→ Task goal
Return the material exactly as supplied, apart from the pictures, which are omitted.

═══ Raw data ═══

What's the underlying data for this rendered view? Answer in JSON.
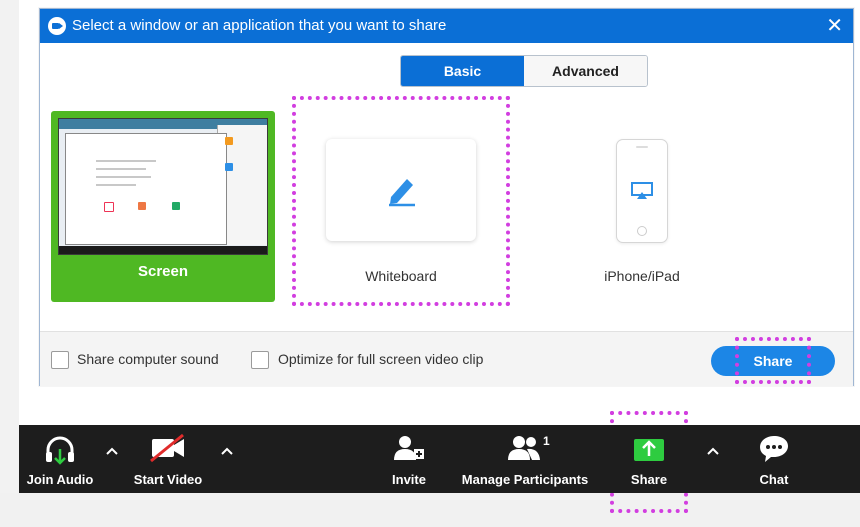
{
  "dialog": {
    "title": "Select a window or an application that you want to share",
    "close_glyph": "✕",
    "tabs": [
      {
        "label": "Basic",
        "active": true
      },
      {
        "label": "Advanced",
        "active": false
      }
    ],
    "options": [
      {
        "label": "Screen",
        "icon": "monitor-screenshot"
      },
      {
        "label": "Whiteboard",
        "icon": "pen-icon"
      },
      {
        "label": "iPhone/iPad",
        "icon": "airplay-icon"
      }
    ],
    "checkboxes": [
      {
        "label": "Share computer sound",
        "checked": false
      },
      {
        "label": "Optimize for full screen video clip",
        "checked": false
      }
    ],
    "share_button": "Share",
    "accent_color": "#0b6fd6",
    "screen_tile_color": "#4fb823",
    "highlight_color": "#d23ee0"
  },
  "toolbar": {
    "join_audio": "Join Audio",
    "start_video": "Start Video",
    "invite": "Invite",
    "manage_participants": "Manage Participants",
    "participants_count": "1",
    "share": "Share",
    "chat": "Chat",
    "share_icon_color": "#2ecc40"
  }
}
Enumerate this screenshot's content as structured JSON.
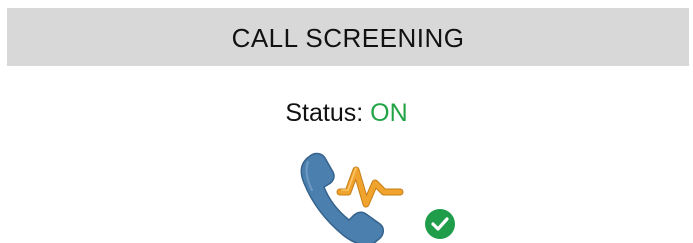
{
  "header": {
    "title": "CALL SCREENING"
  },
  "status": {
    "label": "Status:",
    "value": "ON",
    "value_color": "#21a346"
  },
  "icon": {
    "name": "call-screening-icon",
    "badge": "check-badge-icon",
    "phone_color": "#4b7fae",
    "wave_color": "#f0a42d",
    "badge_color": "#1f9d4a"
  }
}
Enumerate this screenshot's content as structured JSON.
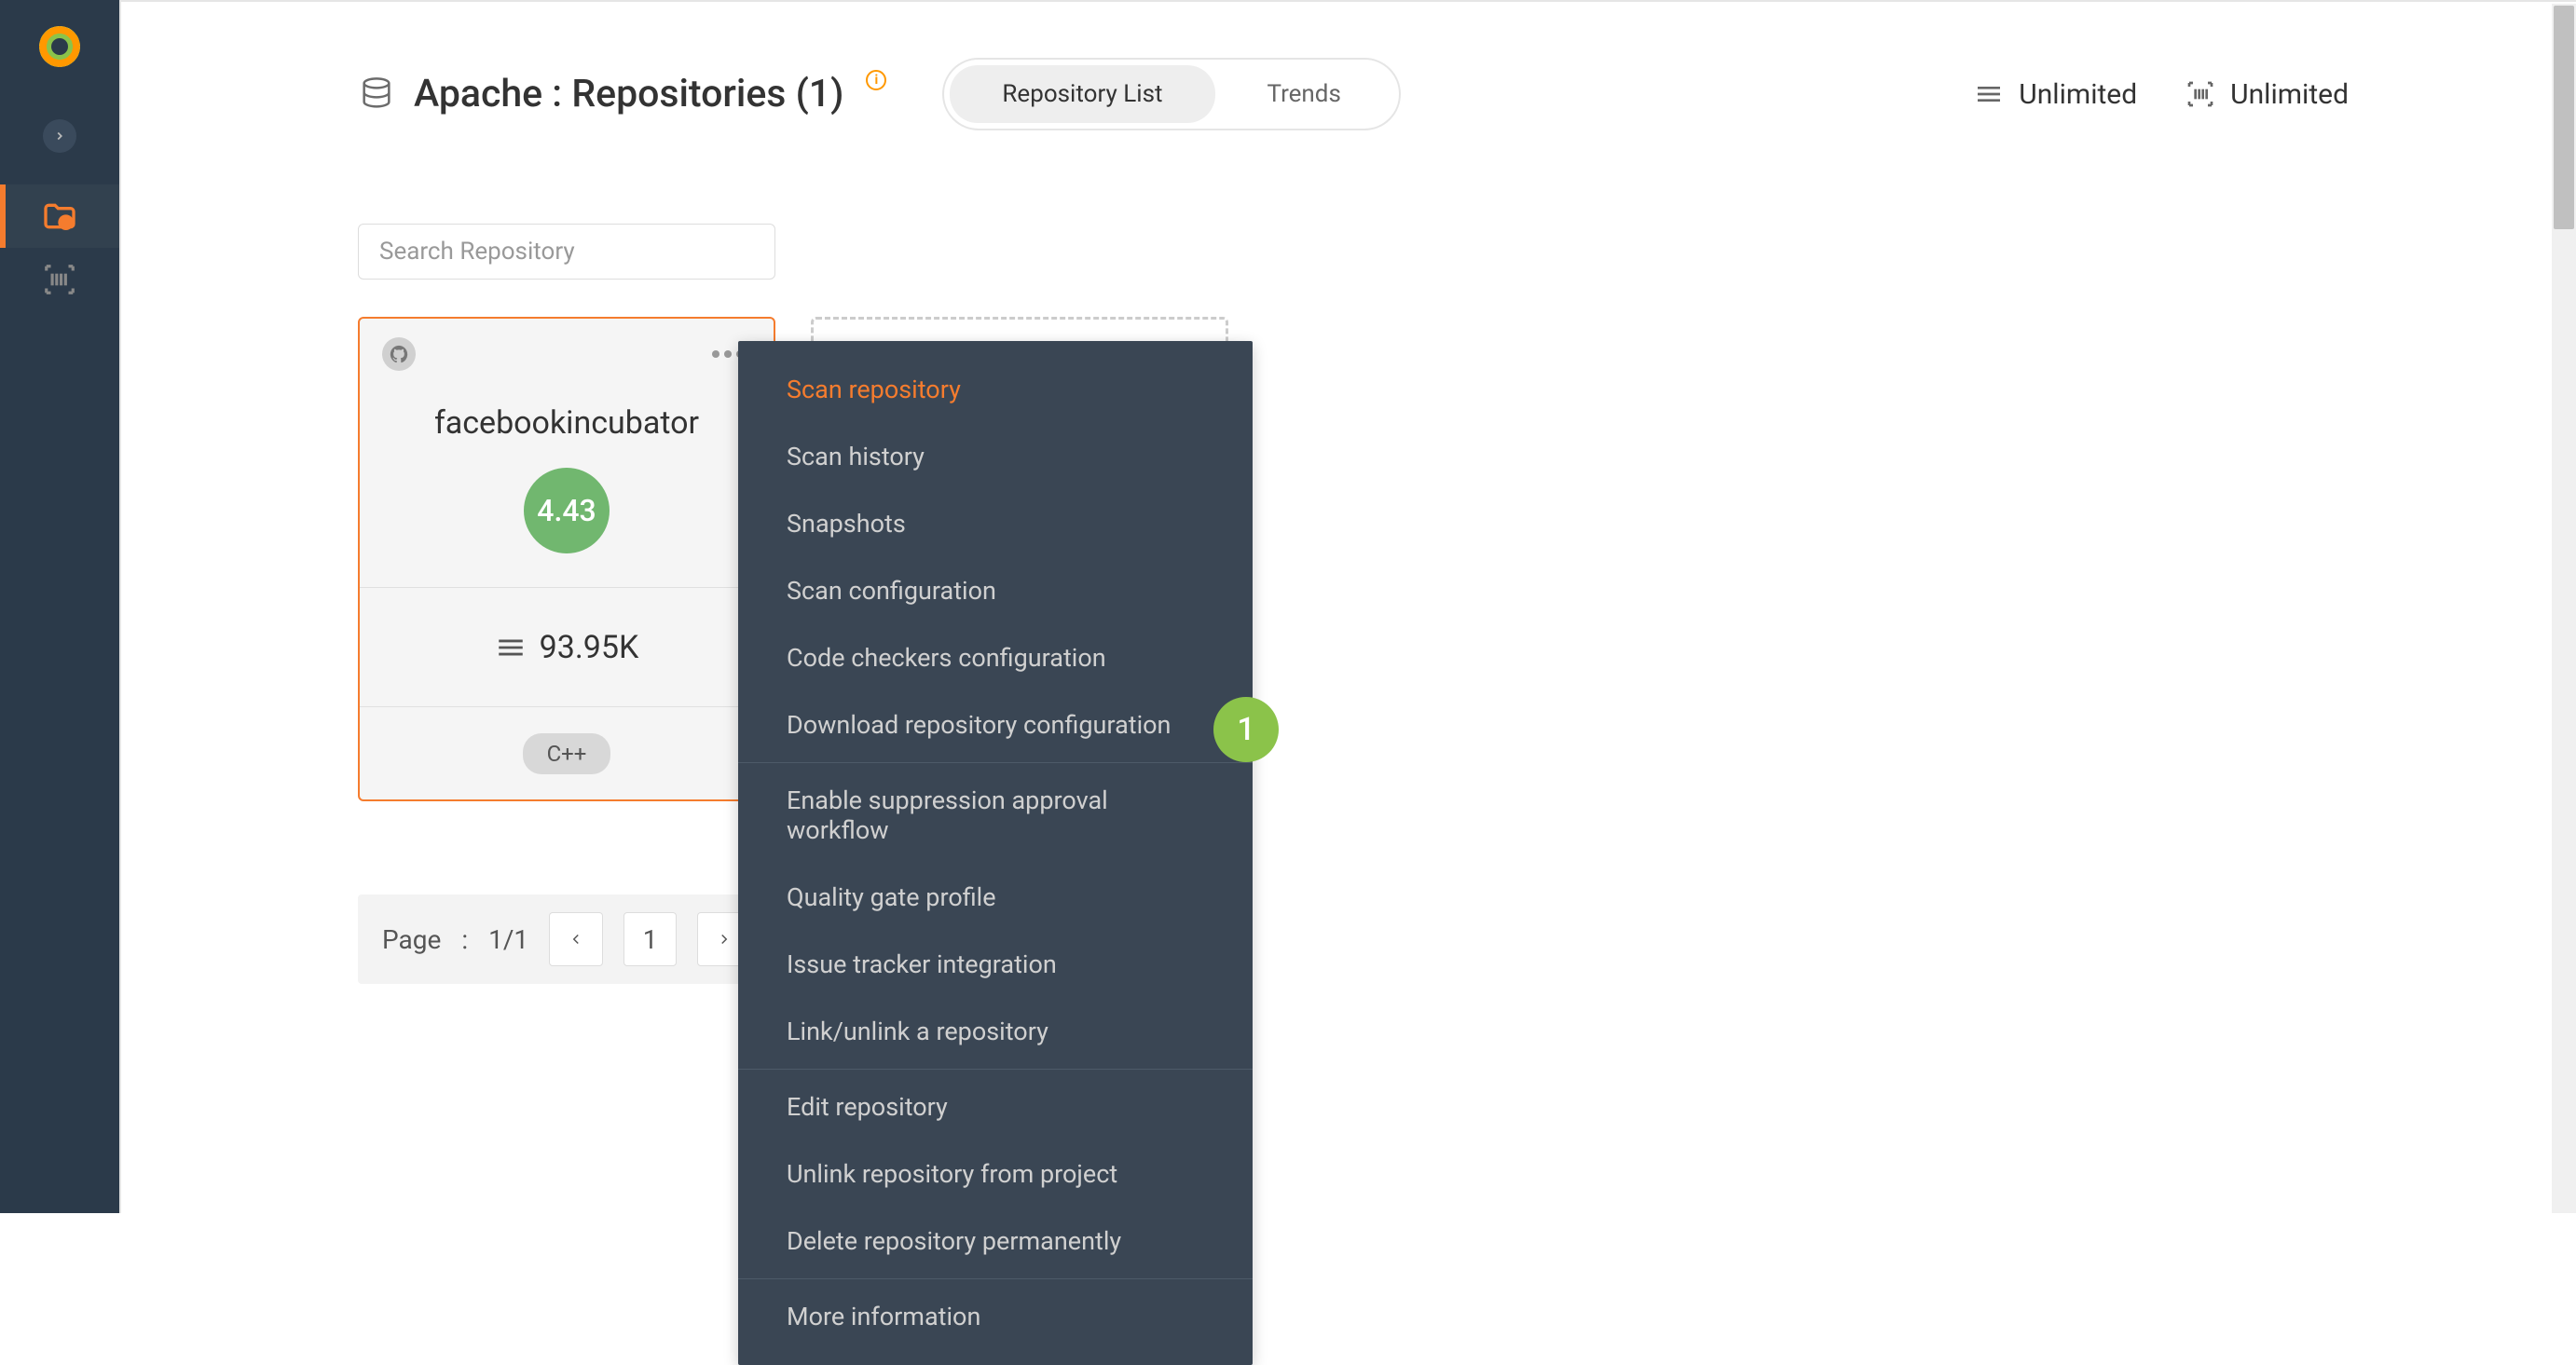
{
  "sidebar": {
    "items": [
      {
        "name": "expand",
        "icon": "chevron-right"
      },
      {
        "name": "projects",
        "icon": "folder-p",
        "active": true
      },
      {
        "name": "scans",
        "icon": "barcode"
      }
    ]
  },
  "header": {
    "title": "Apache : Repositories (1)",
    "tabs": [
      {
        "label": "Repository List",
        "active": true
      },
      {
        "label": "Trends",
        "active": false
      }
    ],
    "right": [
      {
        "icon": "lines",
        "label": "Unlimited"
      },
      {
        "icon": "barcode",
        "label": "Unlimited"
      }
    ]
  },
  "search": {
    "placeholder": "Search Repository"
  },
  "repo_card": {
    "name": "facebookincubator",
    "score": "4.43",
    "metric": "93.95K",
    "language": "C++"
  },
  "context_menu": {
    "groups": [
      [
        {
          "label": "Scan repository",
          "highlight": true
        },
        {
          "label": "Scan history"
        },
        {
          "label": "Snapshots"
        },
        {
          "label": "Scan configuration"
        },
        {
          "label": "Code checkers configuration"
        },
        {
          "label": "Download repository configuration"
        }
      ],
      [
        {
          "label": "Enable suppression approval workflow"
        },
        {
          "label": "Quality gate profile"
        },
        {
          "label": "Issue tracker integration"
        },
        {
          "label": "Link/unlink a repository"
        }
      ],
      [
        {
          "label": "Edit repository"
        },
        {
          "label": "Unlink repository from project"
        },
        {
          "label": "Delete repository permanently"
        }
      ],
      [
        {
          "label": "More information"
        }
      ]
    ]
  },
  "step_badge": "1",
  "pagination": {
    "page_label": "Page",
    "sep": ":",
    "range": "1/1",
    "current": "1"
  },
  "colors": {
    "accent": "#f57c2e",
    "sidebar_bg": "#2b3a4a",
    "menu_bg": "#3a4654",
    "score_green": "#71b76f",
    "badge_green": "#8bc34a"
  }
}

═══

→ Response
What's the underlying data for this rendered view? Answer in JSON.
{
  "dialog": {
    "title": "Select a window or an application that you want to share",
    "close_glyph": "✕",
    "tabs": [
      {
        "label": "Basic",
        "active": true
      },
      {
        "label": "Advanced",
        "active": false
      }
    ],
    "options": [
      {
        "label": "Screen",
        "icon": "monitor-screenshot"
      },
      {
        "label": "Whiteboard",
        "icon": "pen-icon"
      },
      {
        "label": "iPhone/iPad",
        "icon": "airplay-icon"
      }
    ],
    "checkboxes": [
      {
        "label": "Share computer sound",
        "checked": false
      },
      {
        "label": "Optimize for full screen video clip",
        "checked": false
      }
    ],
    "share_button": "Share",
    "accent_color": "#0b6fd6",
    "screen_tile_color": "#4fb823",
    "highlight_color": "#d23ee0"
  },
  "toolbar": {
    "join_audio": "Join Audio",
    "start_video": "Start Video",
    "invite": "Invite",
    "manage_participants": "Manage Participants",
    "participants_count": "1",
    "share": "Share",
    "chat": "Chat",
    "share_icon_color": "#2ecc40"
  }
}
Enumerate this screenshot's content as structured JSON.
{
  "header": {
    "title": "CALL SCREENING"
  },
  "status": {
    "label": "Status:",
    "value": "ON",
    "value_color": "#21a346"
  },
  "icon": {
    "name": "call-screening-icon",
    "badge": "check-badge-icon",
    "phone_color": "#4b7fae",
    "wave_color": "#f0a42d",
    "badge_color": "#1f9d4a"
  }
}
Enumerate this screenshot's content as structured JSON.
{
  "sidebar": {
    "items": [
      {
        "name": "expand",
        "icon": "chevron-right"
      },
      {
        "name": "projects",
        "icon": "folder-p",
        "active": true
      },
      {
        "name": "scans",
        "icon": "barcode"
      }
    ]
  },
  "header": {
    "title": "Apache : Repositories (1)",
    "tabs": [
      {
        "label": "Repository List",
        "active": true
      },
      {
        "label": "Trends",
        "active": false
      }
    ],
    "right": [
      {
        "icon": "lines",
        "label": "Unlimited"
      },
      {
        "icon": "barcode",
        "label": "Unlimited"
      }
    ]
  },
  "search": {
    "placeholder": "Search Repository"
  },
  "repo_card": {
    "name": "facebookincubator",
    "score": "4.43",
    "metric": "93.95K",
    "language": "C++"
  },
  "context_menu": {
    "groups": [
      [
        {
          "label": "Scan repository",
          "highlight": true
        },
        {
          "label": "Scan history"
        },
        {
          "label": "Snapshots"
        },
        {
          "label": "Scan configuration"
        },
        {
          "label": "Code checkers configuration"
        },
        {
          "label": "Download repository configuration"
        }
      ],
      [
        {
          "label": "Enable suppression approval workflow"
        },
        {
          "label": "Quality gate profile"
        },
        {
          "label": "Issue tracker integration"
        },
        {
          "label": "Link/unlink a repository"
        }
      ],
      [
        {
          "label": "Edit repository"
        },
        {
          "label": "Unlink repository from project"
        },
        {
          "label": "Delete repository permanently"
        }
      ],
      [
        {
          "label": "More information"
        }
      ]
    ]
  },
  "step_badge": "1",
  "pagination": {
    "page_label": "Page",
    "sep": ":",
    "range": "1/1",
    "current": "1"
  },
  "colors": {
    "accent": "#f57c2e",
    "sidebar_bg": "#2b3a4a",
    "menu_bg": "#3a4654",
    "score_green": "#71b76f",
    "badge_green": "#8bc34a"
  }
}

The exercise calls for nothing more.